Copy the data that follows, character for character, minus the pictures.

<<<<

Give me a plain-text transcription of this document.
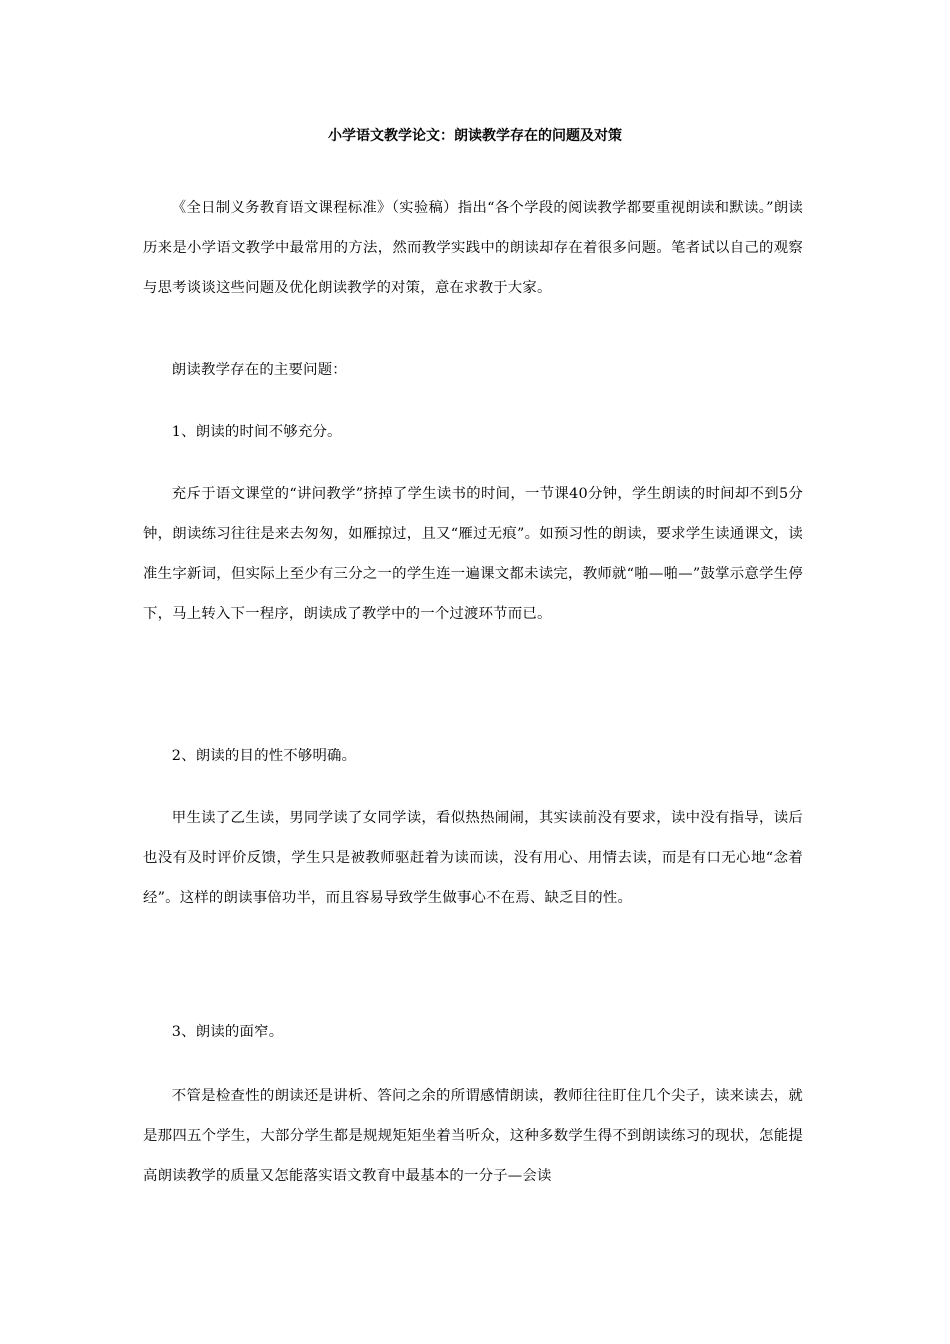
小学语文教学论文：朗读教学存在的问题及对策

《全日制义务教育语文课程标准》（实验稿）指出“各个学段的阅读教学都要重视朗读和默读。”朗读历来是小学语文教学中最常用的方法，然而教学实践中的朗读却存在着很多问题。笔者试以自己的观察与思考谈谈这些问题及优化朗读教学的对策，意在求教于大家。

朗读教学存在的主要问题：

1、朗读的时间不够充分。

充斥于语文课堂的“讲问教学”挤掉了学生读书的时间，一节课40分钟，学生朗读的时间却不到5分钟，朗读练习往往是来去匆匆，如雁掠过，且又“雁过无痕”。如预习性的朗读，要求学生读通课文，读准生字新词，但实际上至少有三分之一的学生连一遍课文都未读完，教师就“啪—啪—”鼓掌示意学生停下，马上转入下一程序，朗读成了教学中的一个过渡环节而已。

2、朗读的目的性不够明确。

甲生读了乙生读，男同学读了女同学读，看似热热闹闹，其实读前没有要求，读中没有指导，读后也没有及时评价反馈，学生只是被教师驱赶着为读而读，没有用心、用情去读，而是有口无心地“念着经”。这样的朗读事倍功半，而且容易导致学生做事心不在焉、缺乏目的性。

3、朗读的面窄。

不管是检查性的朗读还是讲析、答问之余的所谓感情朗读，教师往往盯住几个尖子，读来读去，就是那四五个学生，大部分学生都是规规矩矩坐着当听众，这种多数学生得不到朗读练习的现状，怎能提高朗读教学的质量又怎能落实语文教育中最基本的一分子—会读
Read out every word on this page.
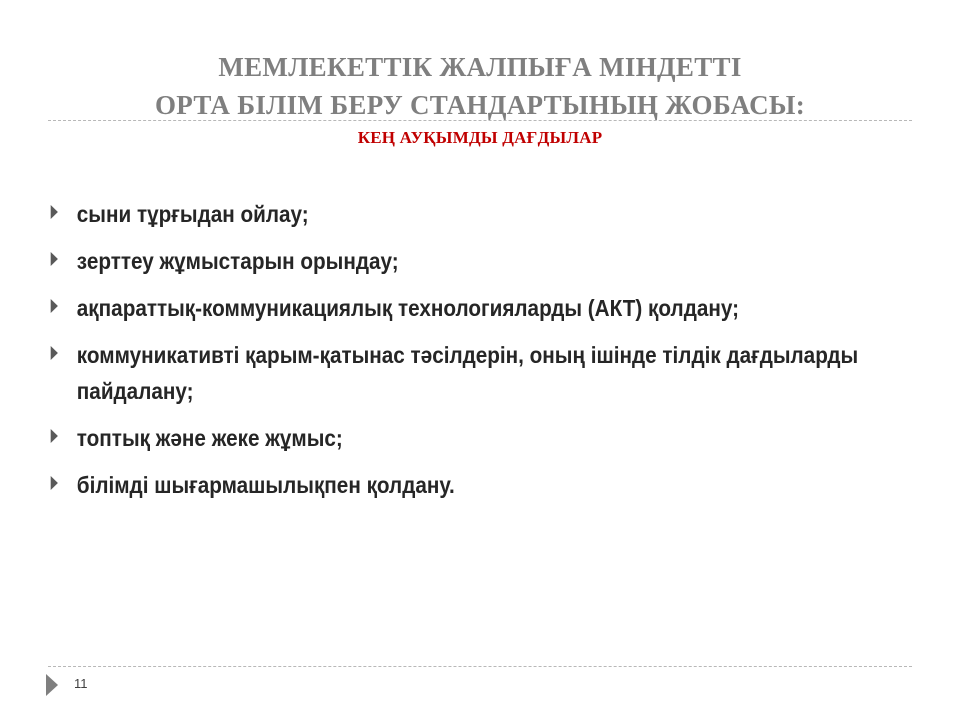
МЕМЛЕКЕТТІК ЖАЛПЫҒА МІНДЕТТІ
ОРТА БІЛІМ БЕРУ СТАНДАРТЫНЫҢ ЖОБАСЫ:
КЕҢ АУҚЫМДЫ ДАҒДЫЛАР
сыни тұрғыдан ойлау;
зерттеу жұмыстарын орындау;
ақпараттық-коммуникациялық технологияларды (АКТ) қолдану;
коммуникативті қарым-қатынас тәсілдерін, оның ішінде тілдік дағдыларды пайдалану;
топтық және жеке жұмыс;
білімді шығармашылықпен қолдану.
11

>>>>

▶ Output for this task:
Give me a plain-text transcription of this document.
小学语文教学论文：朗读教学存在的问题及对策

《全日制义务教育语文课程标准》（实验稿）指出“各个学段的阅读教学都要重视朗读和默读。”朗读历来是小学语文教学中最常用的方法，然而教学实践中的朗读却存在着很多问题。笔者试以自己的观察与思考谈谈这些问题及优化朗读教学的对策，意在求教于大家。

朗读教学存在的主要问题：

1、朗读的时间不够充分。

充斥于语文课堂的“讲问教学”挤掉了学生读书的时间，一节课40分钟，学生朗读的时间却不到5分钟，朗读练习往往是来去匆匆，如雁掠过，且又“雁过无痕”。如预习性的朗读，要求学生读通课文，读准生字新词，但实际上至少有三分之一的学生连一遍课文都未读完，教师就“啪—啪—”鼓掌示意学生停下，马上转入下一程序，朗读成了教学中的一个过渡环节而已。

2、朗读的目的性不够明确。

甲生读了乙生读，男同学读了女同学读，看似热热闹闹，其实读前没有要求，读中没有指导，读后也没有及时评价反馈，学生只是被教师驱赶着为读而读，没有用心、用情去读，而是有口无心地“念着经”。这样的朗读事倍功半，而且容易导致学生做事心不在焉、缺乏目的性。

3、朗读的面窄。

不管是检查性的朗读还是讲析、答问之余的所谓感情朗读，教师往往盯住几个尖子，读来读去，就是那四五个学生，大部分学生都是规规矩矩坐着当听众，这种多数学生得不到朗读练习的现状，怎能提高朗读教学的质量又怎能落实语文教育中最基本的一分子—会读
Read out every word on this page.
МЕМЛЕКЕТТІК ЖАЛПЫҒА МІНДЕТТІ
ОРТА БІЛІМ БЕРУ СТАНДАРТЫНЫҢ ЖОБАСЫ:
КЕҢ АУҚЫМДЫ ДАҒДЫЛАР
сыни тұрғыдан ойлау;
зерттеу жұмыстарын орындау;
ақпараттық-коммуникациялық технологияларды (АКТ) қолдану;
коммуникативті қарым-қатынас тәсілдерін, оның ішінде тілдік дағдыларды пайдалану;
топтық және жеке жұмыс;
білімді шығармашылықпен қолдану.
11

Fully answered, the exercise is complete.